WHAT THIS TASK INVOLVES:
Return all lines that include the string "Invoice".

═════ MATERIAL PROVIDED ═════

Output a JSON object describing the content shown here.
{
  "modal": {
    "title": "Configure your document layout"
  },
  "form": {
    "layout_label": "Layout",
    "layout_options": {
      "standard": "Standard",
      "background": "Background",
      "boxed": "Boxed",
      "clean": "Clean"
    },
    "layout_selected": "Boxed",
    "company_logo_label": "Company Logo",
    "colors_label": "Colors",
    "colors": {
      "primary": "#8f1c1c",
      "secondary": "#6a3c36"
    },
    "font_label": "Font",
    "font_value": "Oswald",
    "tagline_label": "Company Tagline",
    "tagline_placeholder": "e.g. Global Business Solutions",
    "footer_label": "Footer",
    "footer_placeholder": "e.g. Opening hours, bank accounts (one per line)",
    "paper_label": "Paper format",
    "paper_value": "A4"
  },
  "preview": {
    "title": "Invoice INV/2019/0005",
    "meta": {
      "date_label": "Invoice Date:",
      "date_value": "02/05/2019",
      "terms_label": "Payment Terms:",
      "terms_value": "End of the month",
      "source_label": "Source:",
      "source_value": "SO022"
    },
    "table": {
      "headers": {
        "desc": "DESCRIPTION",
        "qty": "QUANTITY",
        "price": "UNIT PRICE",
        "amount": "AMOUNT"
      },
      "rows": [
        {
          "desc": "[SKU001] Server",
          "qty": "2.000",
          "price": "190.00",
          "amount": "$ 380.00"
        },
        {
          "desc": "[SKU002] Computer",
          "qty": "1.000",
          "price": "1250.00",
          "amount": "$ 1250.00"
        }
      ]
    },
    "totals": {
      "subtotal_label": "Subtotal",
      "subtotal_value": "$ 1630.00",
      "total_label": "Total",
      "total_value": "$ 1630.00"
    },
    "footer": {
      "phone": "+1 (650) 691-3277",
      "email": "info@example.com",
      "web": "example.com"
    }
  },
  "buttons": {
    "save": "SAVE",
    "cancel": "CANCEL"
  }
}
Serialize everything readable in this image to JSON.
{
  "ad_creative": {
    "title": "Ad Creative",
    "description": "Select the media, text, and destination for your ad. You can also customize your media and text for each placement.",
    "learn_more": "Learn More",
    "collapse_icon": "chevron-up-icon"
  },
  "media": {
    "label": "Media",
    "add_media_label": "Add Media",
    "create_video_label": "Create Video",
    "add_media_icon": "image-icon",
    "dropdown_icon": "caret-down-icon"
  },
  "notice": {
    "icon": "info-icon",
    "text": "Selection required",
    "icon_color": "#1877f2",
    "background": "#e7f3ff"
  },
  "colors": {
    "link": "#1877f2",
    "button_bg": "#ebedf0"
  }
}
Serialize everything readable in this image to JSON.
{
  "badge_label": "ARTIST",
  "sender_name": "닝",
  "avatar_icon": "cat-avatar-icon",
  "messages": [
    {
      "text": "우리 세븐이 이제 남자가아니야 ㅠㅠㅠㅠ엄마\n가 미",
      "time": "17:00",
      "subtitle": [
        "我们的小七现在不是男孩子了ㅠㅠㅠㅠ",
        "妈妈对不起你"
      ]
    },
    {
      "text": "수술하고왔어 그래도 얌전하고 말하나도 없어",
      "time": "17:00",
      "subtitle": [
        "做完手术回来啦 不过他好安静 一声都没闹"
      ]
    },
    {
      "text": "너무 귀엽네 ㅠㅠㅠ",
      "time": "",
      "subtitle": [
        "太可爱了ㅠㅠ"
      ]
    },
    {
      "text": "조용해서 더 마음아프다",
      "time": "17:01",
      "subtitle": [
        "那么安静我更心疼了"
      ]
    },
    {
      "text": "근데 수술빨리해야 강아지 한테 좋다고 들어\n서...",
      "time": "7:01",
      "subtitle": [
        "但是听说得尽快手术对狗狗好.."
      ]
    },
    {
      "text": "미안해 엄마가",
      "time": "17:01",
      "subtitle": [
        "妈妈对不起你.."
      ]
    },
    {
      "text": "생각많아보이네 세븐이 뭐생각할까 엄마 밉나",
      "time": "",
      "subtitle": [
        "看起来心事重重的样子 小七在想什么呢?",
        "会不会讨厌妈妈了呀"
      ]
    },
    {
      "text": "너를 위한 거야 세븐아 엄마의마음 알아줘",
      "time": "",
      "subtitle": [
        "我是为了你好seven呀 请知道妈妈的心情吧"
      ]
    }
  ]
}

═════

WRITTEN RESPONSE:
    "title": "Invoice INV/2019/0005",
      "date_label": "Invoice Date:",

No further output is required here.